Where a line in the listing contains the string "What", copy that line out.

START Task data

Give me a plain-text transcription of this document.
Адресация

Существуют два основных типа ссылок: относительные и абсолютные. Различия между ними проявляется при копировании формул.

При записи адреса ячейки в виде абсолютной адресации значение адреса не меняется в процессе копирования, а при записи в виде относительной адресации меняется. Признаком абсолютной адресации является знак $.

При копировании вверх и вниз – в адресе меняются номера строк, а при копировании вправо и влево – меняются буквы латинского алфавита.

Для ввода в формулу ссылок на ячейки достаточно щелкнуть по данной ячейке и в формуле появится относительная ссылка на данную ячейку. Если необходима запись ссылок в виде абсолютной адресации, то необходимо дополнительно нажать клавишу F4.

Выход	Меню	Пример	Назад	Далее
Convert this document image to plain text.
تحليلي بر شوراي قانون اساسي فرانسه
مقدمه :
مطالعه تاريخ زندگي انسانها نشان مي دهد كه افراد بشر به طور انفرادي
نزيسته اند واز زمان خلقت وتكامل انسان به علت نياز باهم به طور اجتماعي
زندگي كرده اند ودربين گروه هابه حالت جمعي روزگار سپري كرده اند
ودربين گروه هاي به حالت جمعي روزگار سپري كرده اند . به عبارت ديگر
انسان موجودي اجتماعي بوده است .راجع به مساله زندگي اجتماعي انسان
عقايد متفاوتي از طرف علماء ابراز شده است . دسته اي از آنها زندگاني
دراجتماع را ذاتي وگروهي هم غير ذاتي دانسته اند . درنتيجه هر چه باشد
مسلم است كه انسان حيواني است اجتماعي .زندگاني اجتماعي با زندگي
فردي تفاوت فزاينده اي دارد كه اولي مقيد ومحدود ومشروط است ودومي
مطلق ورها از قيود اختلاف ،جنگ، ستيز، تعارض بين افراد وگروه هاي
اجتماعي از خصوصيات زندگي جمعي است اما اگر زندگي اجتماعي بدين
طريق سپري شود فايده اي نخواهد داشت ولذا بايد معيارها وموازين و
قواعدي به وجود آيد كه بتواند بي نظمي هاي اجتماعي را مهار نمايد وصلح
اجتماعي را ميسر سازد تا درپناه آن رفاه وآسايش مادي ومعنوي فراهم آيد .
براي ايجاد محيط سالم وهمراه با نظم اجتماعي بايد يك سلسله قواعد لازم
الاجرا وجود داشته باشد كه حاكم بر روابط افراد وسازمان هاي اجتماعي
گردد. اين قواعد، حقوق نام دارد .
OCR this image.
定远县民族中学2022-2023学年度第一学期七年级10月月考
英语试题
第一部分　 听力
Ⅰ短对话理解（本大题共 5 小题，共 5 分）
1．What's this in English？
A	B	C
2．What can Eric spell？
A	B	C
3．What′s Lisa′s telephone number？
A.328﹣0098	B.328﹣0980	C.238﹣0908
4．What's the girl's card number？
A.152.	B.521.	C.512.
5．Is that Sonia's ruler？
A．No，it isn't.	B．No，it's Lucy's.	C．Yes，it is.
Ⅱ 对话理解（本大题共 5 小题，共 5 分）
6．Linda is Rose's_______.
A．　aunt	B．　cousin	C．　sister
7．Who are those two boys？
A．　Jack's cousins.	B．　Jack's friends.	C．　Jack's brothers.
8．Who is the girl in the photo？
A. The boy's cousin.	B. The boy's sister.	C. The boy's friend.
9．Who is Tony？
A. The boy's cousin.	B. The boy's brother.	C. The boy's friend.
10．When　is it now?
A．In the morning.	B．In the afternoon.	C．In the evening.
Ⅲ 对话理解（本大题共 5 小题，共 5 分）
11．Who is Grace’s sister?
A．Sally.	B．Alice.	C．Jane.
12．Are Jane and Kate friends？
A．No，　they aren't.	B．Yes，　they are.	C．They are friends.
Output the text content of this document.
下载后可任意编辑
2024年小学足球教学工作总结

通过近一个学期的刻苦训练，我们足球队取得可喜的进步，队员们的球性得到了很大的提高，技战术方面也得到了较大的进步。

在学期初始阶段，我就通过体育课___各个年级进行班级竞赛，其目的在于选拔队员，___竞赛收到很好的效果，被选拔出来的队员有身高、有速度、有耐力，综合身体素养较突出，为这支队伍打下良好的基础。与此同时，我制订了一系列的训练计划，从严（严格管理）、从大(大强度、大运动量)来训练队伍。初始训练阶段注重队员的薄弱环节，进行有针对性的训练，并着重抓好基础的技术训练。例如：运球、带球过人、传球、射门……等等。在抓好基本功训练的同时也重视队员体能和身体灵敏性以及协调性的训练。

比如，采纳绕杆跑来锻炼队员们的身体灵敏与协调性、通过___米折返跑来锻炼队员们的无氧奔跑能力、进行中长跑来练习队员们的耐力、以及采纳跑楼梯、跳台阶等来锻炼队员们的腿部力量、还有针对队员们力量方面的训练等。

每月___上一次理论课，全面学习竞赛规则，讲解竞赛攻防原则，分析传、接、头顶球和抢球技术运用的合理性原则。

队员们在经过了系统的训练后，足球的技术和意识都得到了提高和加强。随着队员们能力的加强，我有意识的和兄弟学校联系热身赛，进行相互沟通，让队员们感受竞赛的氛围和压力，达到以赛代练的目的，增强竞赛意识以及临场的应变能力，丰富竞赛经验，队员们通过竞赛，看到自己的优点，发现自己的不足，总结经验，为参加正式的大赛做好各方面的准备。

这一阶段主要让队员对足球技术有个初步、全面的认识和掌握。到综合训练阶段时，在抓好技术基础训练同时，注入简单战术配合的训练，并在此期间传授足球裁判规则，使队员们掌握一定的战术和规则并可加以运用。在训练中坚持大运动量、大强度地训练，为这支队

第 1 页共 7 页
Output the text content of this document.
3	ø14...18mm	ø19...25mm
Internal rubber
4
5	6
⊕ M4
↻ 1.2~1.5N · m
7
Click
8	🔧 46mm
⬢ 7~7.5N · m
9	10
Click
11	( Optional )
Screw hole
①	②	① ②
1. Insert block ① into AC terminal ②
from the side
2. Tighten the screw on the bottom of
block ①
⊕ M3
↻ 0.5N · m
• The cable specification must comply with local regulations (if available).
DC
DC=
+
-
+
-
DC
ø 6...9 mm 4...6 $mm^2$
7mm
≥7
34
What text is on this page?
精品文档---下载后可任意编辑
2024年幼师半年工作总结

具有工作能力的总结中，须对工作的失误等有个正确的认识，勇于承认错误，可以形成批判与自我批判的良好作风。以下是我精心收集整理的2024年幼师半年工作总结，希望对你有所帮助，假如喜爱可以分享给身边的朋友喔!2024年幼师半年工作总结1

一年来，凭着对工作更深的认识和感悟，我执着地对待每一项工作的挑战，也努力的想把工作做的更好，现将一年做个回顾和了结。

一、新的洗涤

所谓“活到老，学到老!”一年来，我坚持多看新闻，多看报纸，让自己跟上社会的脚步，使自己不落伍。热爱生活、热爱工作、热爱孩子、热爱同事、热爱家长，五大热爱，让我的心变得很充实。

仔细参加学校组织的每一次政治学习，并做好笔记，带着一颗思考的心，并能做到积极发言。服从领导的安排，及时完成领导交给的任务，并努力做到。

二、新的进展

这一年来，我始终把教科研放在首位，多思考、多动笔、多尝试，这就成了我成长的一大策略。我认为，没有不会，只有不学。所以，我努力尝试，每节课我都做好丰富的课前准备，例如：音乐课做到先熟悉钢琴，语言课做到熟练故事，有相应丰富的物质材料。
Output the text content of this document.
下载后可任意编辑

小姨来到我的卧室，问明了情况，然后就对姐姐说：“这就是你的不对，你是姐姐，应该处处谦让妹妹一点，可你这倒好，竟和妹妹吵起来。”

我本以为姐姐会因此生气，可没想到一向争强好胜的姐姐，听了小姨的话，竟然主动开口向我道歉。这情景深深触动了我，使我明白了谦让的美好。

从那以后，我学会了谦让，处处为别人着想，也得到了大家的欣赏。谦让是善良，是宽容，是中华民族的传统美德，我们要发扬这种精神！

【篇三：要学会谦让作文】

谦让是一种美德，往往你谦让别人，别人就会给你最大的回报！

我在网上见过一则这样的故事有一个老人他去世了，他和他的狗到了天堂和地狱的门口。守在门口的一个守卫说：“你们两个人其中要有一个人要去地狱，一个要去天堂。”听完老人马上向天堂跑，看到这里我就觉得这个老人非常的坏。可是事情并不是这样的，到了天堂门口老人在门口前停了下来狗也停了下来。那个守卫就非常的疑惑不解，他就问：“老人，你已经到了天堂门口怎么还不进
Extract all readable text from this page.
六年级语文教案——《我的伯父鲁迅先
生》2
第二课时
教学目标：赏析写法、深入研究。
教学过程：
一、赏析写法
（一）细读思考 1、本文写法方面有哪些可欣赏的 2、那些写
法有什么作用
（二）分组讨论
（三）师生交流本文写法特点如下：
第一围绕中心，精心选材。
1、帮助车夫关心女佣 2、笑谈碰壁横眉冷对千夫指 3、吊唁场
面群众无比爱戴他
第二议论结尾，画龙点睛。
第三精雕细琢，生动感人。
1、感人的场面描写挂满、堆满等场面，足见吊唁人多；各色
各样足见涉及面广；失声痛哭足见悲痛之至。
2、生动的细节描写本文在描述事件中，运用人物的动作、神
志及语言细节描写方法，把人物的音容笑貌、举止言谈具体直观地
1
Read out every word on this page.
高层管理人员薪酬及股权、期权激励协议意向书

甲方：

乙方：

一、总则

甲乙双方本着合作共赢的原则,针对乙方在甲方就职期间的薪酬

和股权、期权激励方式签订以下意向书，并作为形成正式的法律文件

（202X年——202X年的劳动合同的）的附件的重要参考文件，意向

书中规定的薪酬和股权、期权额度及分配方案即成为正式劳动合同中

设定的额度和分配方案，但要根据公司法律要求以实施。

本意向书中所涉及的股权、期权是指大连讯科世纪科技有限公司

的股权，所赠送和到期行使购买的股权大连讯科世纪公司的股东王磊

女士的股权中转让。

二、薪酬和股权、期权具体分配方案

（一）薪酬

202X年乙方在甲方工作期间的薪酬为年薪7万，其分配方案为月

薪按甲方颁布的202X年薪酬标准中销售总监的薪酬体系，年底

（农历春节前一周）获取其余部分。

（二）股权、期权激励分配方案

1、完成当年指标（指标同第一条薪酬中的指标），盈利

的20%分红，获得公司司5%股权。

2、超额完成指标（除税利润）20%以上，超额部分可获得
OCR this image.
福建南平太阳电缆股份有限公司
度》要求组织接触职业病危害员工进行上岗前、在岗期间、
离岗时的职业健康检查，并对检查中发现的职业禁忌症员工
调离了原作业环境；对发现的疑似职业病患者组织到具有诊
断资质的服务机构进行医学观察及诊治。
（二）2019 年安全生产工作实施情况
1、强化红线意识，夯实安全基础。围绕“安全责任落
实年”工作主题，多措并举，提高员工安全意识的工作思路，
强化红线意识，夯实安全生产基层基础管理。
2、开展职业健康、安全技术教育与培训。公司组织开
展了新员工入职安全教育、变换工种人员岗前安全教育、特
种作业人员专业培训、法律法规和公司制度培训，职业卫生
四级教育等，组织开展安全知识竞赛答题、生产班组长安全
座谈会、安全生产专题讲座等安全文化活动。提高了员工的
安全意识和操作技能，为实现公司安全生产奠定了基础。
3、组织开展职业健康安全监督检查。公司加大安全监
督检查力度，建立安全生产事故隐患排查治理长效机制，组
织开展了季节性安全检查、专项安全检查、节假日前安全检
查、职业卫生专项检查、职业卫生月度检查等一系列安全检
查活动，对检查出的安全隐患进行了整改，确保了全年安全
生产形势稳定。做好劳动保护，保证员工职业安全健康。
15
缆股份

END Task data

### Exercise answer:
1．What's this in English？
2．What can Eric spell？
3．What′s Lisa′s telephone number？
4．What's the girl's card number？
What text is on this page?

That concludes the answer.